Objectives -
1: Repeat the passage of the factoring walkthrough that begins with "Let's start with" and ends with "in your synthetic division.", substituting "final number" for every "last number".
2: Write the next part of the factoring walkthrough, picking up right after its last sentence.

Since nobody answer this question, I'll do it for you. I hope you still need it.
To factor x3+7x2-28x-160, I will assume that you know already synthetic division and factoring a quadratic trinomial.
First list all the factors of -160 and put sort them out like this:
±1, ±2, ±4, ±5, ±8, ±10, ±16, ±20 , ±32, ±40, ±80, ±160
There are 24 factors and at most 24 trials that you can do. Choose one number at a time that you can use as a divisor for your synthetic division. I advise you to choose the middle four (±8, ±10, ±16, ±20) because that where you can get lucky in finding the right divisor.
Let's start with -8 and use the coefficients of the polynomials. Using the synthetic division you'll get the following numbers:
-8 _/ 1 7 -28 -160
-8 8 160
-------------------------------
1 -1 -20 0
If the last number is zero, then that's exactly what you need. If the last number is not zero, then you have to pick another factor of -160 until you get the zero as the last number in your synthetic division.

Given information -
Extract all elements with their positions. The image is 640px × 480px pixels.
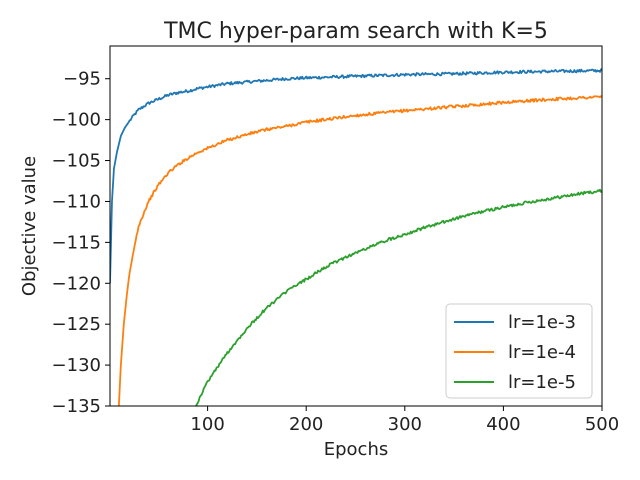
series-line-lr-1e-5 <box>195 188 602 406</box>
y-tick-label: −115 <box>52 232 101 253</box>
y-tick-label: −100 <box>52 110 101 131</box>
y-tick-label: −120 <box>52 273 101 294</box>
plot-frame <box>109 45 603 407</box>
x-tick-label: 200 <box>289 414 323 435</box>
x-tick-label: 100 <box>190 414 224 435</box>
y-tick-label: −135 <box>52 396 101 417</box>
y-tick-label: −110 <box>52 191 101 212</box>
x-tick-label: 400 <box>486 414 520 435</box>
legend-box <box>445 303 593 399</box>
x-tick-label: 500 <box>585 414 619 435</box>
x-axis-label: Epochs <box>324 439 389 460</box>
series-line-lr-1e-3 <box>110 68 602 284</box>
legend-label: lr=1e-5 <box>508 372 576 393</box>
y-axis-label: Objective value <box>19 156 40 296</box>
chart-title: TMC hyper-param search with K=5 <box>163 19 548 44</box>
legend-label: lr=1e-3 <box>508 312 576 333</box>
y-tick-label: −105 <box>52 151 101 172</box>
y-tick-label: −95 <box>63 69 101 90</box>
legend-label: lr=1e-4 <box>508 342 576 363</box>
x-tick-label: 300 <box>388 414 422 435</box>
series-line-lr-1e-4 <box>117 95 602 406</box>
series-layer <box>110 68 602 406</box>
x-axis: 100 200 300 400 500 <box>190 406 619 435</box>
y-axis: −135 −130 −125 −120 −115 −110 −105 −100 −95 <box>52 69 110 417</box>
y-tick-label: −130 <box>52 355 101 376</box>
legend: lr=1e-3 lr=1e-4 lr=1e-5 <box>445 303 593 399</box>
y-tick-label: −125 <box>52 314 101 335</box>
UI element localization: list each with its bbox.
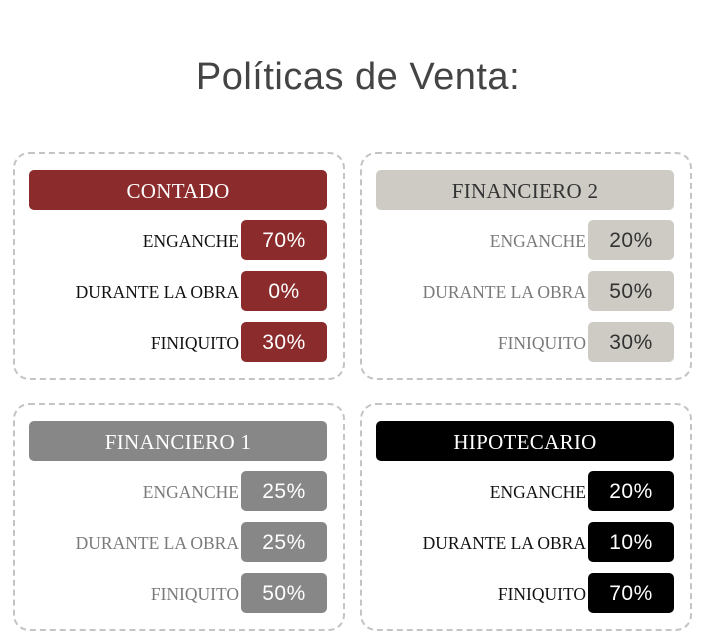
plan-card-hipotecario: HIPOTECARIO ENGANCHE 20% DURANTE LA OBRA… <box>360 403 692 631</box>
plan-header: HIPOTECARIO <box>376 421 674 461</box>
row-value: 50% <box>588 271 674 311</box>
plan-card-financiero-1: FINANCIERO 1 ENGANCHE 25% DURANTE LA OBR… <box>13 403 345 631</box>
plan-header: FINANCIERO 1 <box>29 421 327 461</box>
row-label: DURANTE LA OBRA <box>75 533 239 553</box>
row-value: 30% <box>241 322 327 362</box>
plan-row: FINIQUITO 70% <box>362 573 690 613</box>
row-label: DURANTE LA OBRA <box>422 282 586 302</box>
plan-card-contado: CONTADO ENGANCHE 70% DURANTE LA OBRA 0% … <box>13 152 345 380</box>
row-value: 25% <box>241 522 327 562</box>
row-value: 20% <box>588 220 674 260</box>
plan-row: ENGANCHE 70% <box>15 220 343 260</box>
row-value: 25% <box>241 471 327 511</box>
row-label: FINIQUITO <box>497 333 586 353</box>
row-label: ENGANCHE <box>142 482 239 502</box>
plan-card-financiero-2: FINANCIERO 2 ENGANCHE 20% DURANTE LA OBR… <box>360 152 692 380</box>
row-value: 0% <box>241 271 327 311</box>
plan-row: DURANTE LA OBRA 50% <box>362 271 690 311</box>
plan-row: FINIQUITO 50% <box>15 573 343 613</box>
plan-row: DURANTE LA OBRA 25% <box>15 522 343 562</box>
plan-header: FINANCIERO 2 <box>376 170 674 210</box>
page-title: Políticas de Venta: <box>195 56 521 98</box>
row-label: ENGANCHE <box>142 231 239 251</box>
row-value: 10% <box>588 522 674 562</box>
row-label: DURANTE LA OBRA <box>75 282 239 302</box>
row-label: FINIQUITO <box>497 584 586 604</box>
plan-row: DURANTE LA OBRA 10% <box>362 522 690 562</box>
plan-row: ENGANCHE 20% <box>362 471 690 511</box>
row-value: 30% <box>588 322 674 362</box>
row-value: 50% <box>241 573 327 613</box>
plan-row: FINIQUITO 30% <box>362 322 690 362</box>
plan-row: DURANTE LA OBRA 0% <box>15 271 343 311</box>
row-label: FINIQUITO <box>150 584 239 604</box>
row-label: ENGANCHE <box>489 231 586 251</box>
row-label: DURANTE LA OBRA <box>422 533 586 553</box>
row-label: ENGANCHE <box>489 482 586 502</box>
row-label: FINIQUITO <box>150 333 239 353</box>
row-value: 20% <box>588 471 674 511</box>
row-value: 70% <box>588 573 674 613</box>
plan-row: FINIQUITO 30% <box>15 322 343 362</box>
plan-header: CONTADO <box>29 170 327 210</box>
plan-row: ENGANCHE 20% <box>362 220 690 260</box>
row-value: 70% <box>241 220 327 260</box>
plan-row: ENGANCHE 25% <box>15 471 343 511</box>
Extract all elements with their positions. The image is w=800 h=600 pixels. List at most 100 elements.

Outputs in order -
1:
Let's start with -8 and use the coefficients of the polynomials. Using the synthetic division you'll get the following numbers:
-8 _/ 1 7 -28 -160
-8 8 160
-------------------------------
1 -1 -20 0
If the final number is zero, then that's exactly what you need. If the final number is not zero, then you have to pick another factor of -160 until you get the zero as the final number in your synthetic division.

2:
The numbers 1,-1, -20, 0 are the coefficients of the polynomials of one of the factors:
x2 - x - 20 with zero remainder. Therefore:
x3+7x2-28x-160 = (x + 8) (x2 - x - 20). We use (x + 8). It's +8 because it has to be the opposite sign of the divisor in synthetic division.
Then factor x2 - x - 20, by getting the factors of -20 that add up to -1 (-1 is the coefficient of the middle term) we have (x + 4) (x - 5).
x3+7x2-28x-160 = (x + 8) (x + 4) (x - 5)